Task objective: Using the data below, repeat all of it precisely.

Data entries:
--------------------

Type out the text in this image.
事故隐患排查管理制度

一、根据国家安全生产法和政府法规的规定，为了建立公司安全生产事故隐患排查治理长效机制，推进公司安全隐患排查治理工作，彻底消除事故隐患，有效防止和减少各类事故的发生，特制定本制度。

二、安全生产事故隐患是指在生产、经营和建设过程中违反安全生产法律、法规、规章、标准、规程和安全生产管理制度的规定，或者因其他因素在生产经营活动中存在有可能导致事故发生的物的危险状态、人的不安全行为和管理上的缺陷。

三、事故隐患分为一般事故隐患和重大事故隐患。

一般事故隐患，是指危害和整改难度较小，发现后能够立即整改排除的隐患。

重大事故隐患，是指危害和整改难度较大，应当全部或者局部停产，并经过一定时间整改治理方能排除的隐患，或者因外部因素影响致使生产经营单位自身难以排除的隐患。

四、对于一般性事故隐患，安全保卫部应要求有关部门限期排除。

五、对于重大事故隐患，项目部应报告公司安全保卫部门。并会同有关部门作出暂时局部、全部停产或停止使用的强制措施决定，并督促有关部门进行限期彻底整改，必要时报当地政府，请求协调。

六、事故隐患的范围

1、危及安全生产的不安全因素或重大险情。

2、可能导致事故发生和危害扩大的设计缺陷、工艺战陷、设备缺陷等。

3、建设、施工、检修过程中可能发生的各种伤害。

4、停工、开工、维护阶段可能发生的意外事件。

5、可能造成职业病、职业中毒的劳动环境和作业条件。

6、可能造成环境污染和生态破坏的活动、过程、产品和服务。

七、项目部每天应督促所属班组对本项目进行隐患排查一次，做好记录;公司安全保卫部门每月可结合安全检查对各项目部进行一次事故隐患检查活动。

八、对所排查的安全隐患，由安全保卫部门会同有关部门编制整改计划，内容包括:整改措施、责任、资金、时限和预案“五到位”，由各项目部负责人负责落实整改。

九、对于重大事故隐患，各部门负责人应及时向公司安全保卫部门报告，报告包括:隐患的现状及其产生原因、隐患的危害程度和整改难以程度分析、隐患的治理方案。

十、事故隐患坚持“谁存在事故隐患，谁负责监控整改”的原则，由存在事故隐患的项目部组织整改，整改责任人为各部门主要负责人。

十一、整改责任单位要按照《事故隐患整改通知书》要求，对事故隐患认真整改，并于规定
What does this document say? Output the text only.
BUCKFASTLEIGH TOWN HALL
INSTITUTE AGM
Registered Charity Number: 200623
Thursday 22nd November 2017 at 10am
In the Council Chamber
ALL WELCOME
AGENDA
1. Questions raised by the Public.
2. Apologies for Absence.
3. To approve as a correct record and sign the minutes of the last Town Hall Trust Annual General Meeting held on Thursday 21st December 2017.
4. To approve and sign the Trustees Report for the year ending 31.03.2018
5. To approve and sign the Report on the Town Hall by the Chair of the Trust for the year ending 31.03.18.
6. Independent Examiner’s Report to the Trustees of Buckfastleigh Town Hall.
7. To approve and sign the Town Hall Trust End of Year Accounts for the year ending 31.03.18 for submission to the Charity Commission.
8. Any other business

--------------------

Correct output:
Type out the text in this image.
事故隐患排查管理制度

一、根据国家安全生产法和政府法规的规定，为了建立公司安全生产事故隐患排查治理长效机制，推进公司安全隐患排查治理工作，彻底消除事故隐患，有效防止和减少各类事故的发生，特制定本制度。

二、安全生产事故隐患是指在生产、经营和建设过程中违反安全生产法律、法规、规章、标准、规程和安全生产管理制度的规定，或者因其他因素在生产经营活动中存在有可能导致事故发生的物的危险状态、人的不安全行为和管理上的缺陷。

三、事故隐患分为一般事故隐患和重大事故隐患。

一般事故隐患，是指危害和整改难度较小，发现后能够立即整改排除的隐患。

重大事故隐患，是指危害和整改难度较大，应当全部或者局部停产，并经过一定时间整改治理方能排除的隐患，或者因外部因素影响致使生产经营单位自身难以排除的隐患。

四、对于一般性事故隐患，安全保卫部应要求有关部门限期排除。

五、对于重大事故隐患，项目部应报告公司安全保卫部门。并会同有关部门作出暂时局部、全部停产或停止使用的强制措施决定，并督促有关部门进行限期彻底整改，必要时报当地政府，请求协调。

六、事故隐患的范围

1、危及安全生产的不安全因素或重大险情。

2、可能导致事故发生和危害扩大的设计缺陷、工艺战陷、设备缺陷等。

3、建设、施工、检修过程中可能发生的各种伤害。

4、停工、开工、维护阶段可能发生的意外事件。

5、可能造成职业病、职业中毒的劳动环境和作业条件。

6、可能造成环境污染和生态破坏的活动、过程、产品和服务。

七、项目部每天应督促所属班组对本项目进行隐患排查一次，做好记录;公司安全保卫部门每月可结合安全检查对各项目部进行一次事故隐患检查活动。

八、对所排查的安全隐患，由安全保卫部门会同有关部门编制整改计划，内容包括:整改措施、责任、资金、时限和预案“五到位”，由各项目部负责人负责落实整改。

九、对于重大事故隐患，各部门负责人应及时向公司安全保卫部门报告，报告包括:隐患的现状及其产生原因、隐患的危害程度和整改难以程度分析、隐患的治理方案。

十、事故隐患坚持“谁存在事故隐患，谁负责监控整改”的原则，由存在事故隐患的项目部组织整改，整改责任人为各部门主要负责人。

十一、整改责任单位要按照《事故隐患整改通知书》要求，对事故隐患认真整改，并于规定
What does this document say? Output the text only.
BUCKFASTLEIGH TOWN HALL
INSTITUTE AGM
Registered Charity Number: 200623
Thursday 22nd November 2017 at 10am
In the Council Chamber
ALL WELCOME
AGENDA
1. Questions raised by the Public.
2. Apologies for Absence.
3. To approve as a correct record and sign the minutes of the last Town Hall Trust Annual General Meeting held on Thursday 21st December 2017.
4. To approve and sign the Trustees Report for the year ending 31.03.2018
5. To approve and sign the Report on the Town Hall by the Chair of the Trust for the year ending 31.03.18.
6. Independent Examiner’s Report to the Trustees of Buckfastleigh Town Hall.
7. To approve and sign the Town Hall Trust End of Year Accounts for the year ending 31.03.18 for submission to the Charity Commission.
8. Any other business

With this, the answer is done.